• SET TASK: Search the data below for "satisfacer"; list each line that holds it.

• DATASET RECORDS:

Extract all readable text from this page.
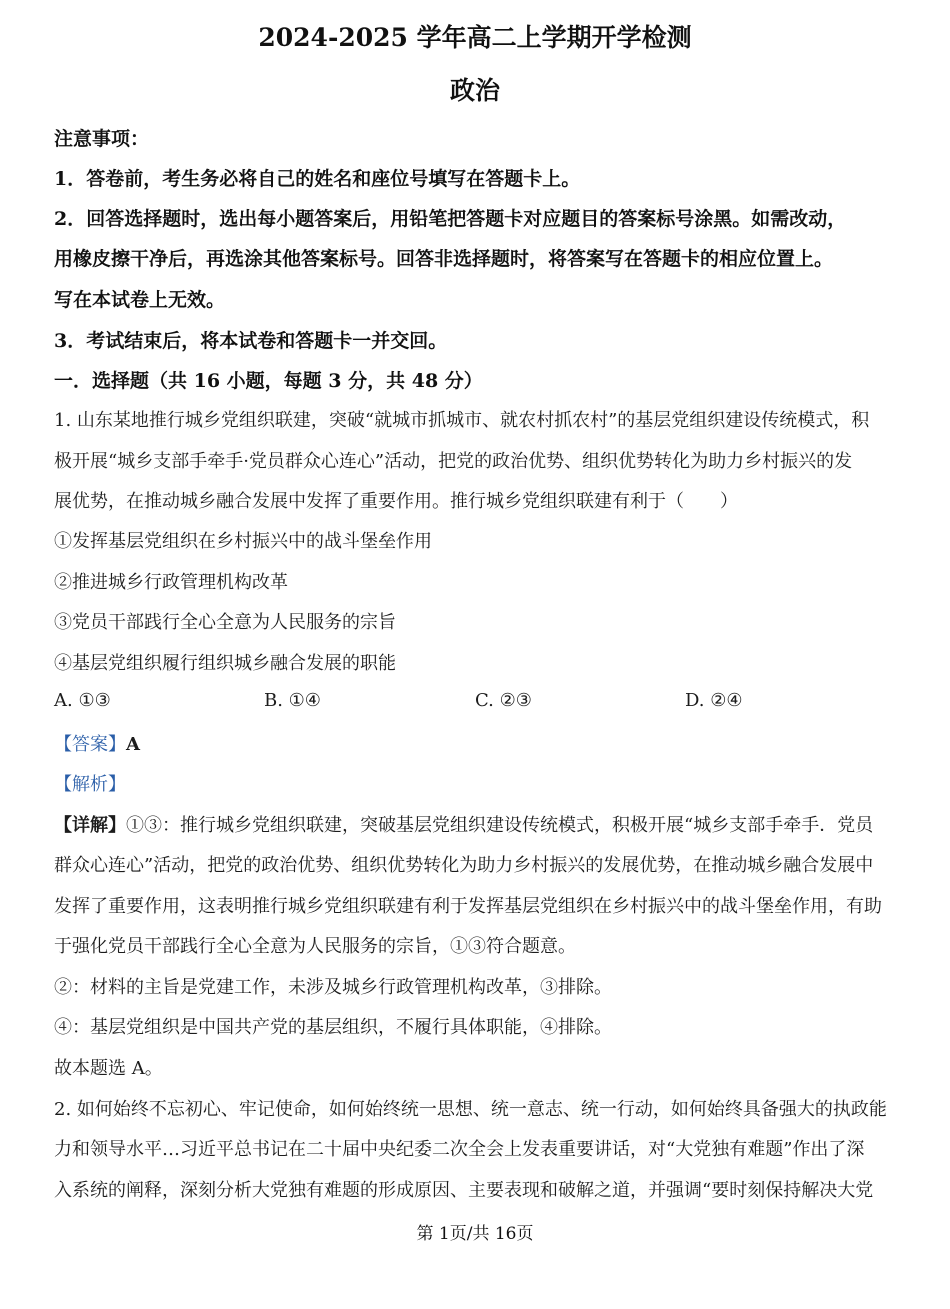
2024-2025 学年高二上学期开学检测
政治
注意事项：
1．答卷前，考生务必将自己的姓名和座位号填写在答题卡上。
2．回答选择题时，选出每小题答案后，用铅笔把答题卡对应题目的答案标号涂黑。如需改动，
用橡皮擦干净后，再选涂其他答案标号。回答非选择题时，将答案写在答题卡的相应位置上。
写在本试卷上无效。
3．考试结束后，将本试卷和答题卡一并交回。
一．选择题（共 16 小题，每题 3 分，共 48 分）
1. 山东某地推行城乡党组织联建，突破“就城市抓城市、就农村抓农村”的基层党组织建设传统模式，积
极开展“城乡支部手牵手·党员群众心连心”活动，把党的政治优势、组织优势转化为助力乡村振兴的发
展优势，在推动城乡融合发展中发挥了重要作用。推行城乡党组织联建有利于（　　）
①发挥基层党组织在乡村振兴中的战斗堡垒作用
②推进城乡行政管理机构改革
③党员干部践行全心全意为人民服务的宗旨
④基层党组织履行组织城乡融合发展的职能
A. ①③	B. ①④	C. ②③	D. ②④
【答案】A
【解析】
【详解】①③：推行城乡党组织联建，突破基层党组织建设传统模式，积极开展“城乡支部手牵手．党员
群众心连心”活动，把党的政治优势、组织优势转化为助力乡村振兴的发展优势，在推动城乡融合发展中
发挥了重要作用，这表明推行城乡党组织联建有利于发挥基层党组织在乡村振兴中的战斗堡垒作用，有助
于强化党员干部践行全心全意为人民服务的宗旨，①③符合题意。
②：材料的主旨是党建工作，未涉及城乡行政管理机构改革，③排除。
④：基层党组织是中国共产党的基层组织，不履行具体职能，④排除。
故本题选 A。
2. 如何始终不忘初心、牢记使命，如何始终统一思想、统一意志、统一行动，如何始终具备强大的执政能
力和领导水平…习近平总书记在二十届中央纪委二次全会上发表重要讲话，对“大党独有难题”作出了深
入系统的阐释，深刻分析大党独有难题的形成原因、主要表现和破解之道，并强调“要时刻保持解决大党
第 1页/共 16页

* * *

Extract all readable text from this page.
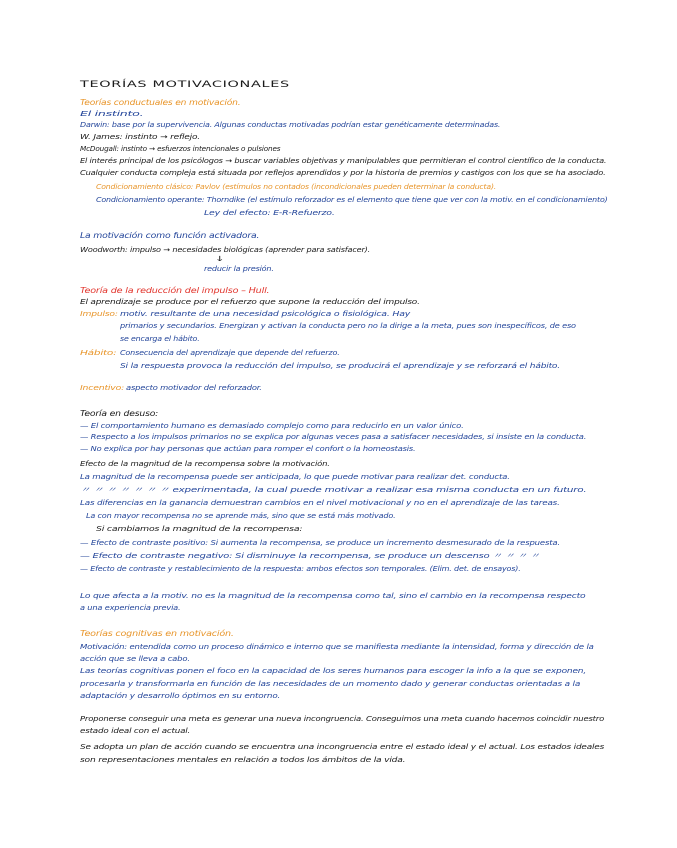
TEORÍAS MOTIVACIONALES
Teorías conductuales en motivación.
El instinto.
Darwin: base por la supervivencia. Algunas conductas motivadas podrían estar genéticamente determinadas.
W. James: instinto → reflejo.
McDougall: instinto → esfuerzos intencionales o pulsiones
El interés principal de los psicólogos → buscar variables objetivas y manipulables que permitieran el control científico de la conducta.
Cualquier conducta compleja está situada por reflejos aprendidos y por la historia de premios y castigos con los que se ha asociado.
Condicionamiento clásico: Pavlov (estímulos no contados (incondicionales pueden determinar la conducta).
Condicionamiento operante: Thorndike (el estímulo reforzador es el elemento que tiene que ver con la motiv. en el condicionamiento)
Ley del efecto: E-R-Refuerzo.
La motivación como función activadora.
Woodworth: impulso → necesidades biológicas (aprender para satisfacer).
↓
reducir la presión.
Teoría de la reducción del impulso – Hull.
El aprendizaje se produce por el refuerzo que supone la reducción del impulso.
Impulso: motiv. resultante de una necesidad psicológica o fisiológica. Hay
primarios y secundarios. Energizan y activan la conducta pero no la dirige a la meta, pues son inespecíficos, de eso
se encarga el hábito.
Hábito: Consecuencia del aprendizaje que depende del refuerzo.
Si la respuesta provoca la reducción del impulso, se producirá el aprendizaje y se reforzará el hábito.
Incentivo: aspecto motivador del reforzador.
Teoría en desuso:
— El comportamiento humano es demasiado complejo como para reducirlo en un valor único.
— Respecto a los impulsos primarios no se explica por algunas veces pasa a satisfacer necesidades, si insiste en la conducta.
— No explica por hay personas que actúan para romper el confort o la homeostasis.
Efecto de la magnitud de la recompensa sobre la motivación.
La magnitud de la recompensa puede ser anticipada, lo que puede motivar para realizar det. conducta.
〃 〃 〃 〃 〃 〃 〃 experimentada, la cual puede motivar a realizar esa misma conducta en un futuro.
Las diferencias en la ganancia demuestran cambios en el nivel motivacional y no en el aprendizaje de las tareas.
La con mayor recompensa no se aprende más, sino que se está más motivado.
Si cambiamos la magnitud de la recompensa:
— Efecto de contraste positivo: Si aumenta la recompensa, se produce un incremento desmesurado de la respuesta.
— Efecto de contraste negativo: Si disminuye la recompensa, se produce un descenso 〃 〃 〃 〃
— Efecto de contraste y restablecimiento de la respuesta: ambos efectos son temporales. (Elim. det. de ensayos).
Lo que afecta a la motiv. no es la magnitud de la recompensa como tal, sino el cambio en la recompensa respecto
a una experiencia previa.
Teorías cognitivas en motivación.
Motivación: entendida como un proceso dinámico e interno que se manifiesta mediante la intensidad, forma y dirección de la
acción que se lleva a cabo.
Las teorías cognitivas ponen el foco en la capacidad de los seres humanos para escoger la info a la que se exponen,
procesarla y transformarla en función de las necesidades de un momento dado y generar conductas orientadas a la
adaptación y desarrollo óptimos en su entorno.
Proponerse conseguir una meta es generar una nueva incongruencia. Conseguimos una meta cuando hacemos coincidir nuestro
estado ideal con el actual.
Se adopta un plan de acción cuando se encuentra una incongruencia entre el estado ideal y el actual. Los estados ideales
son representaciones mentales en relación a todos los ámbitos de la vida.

• WRITTEN SOLUTION:
Woodworth: impulso → necesidades biológicas (aprender para satisfacer).
— Respecto a los impulsos primarios no se explica por algunas veces pasa a satisfacer necesidades, si insiste en la conducta.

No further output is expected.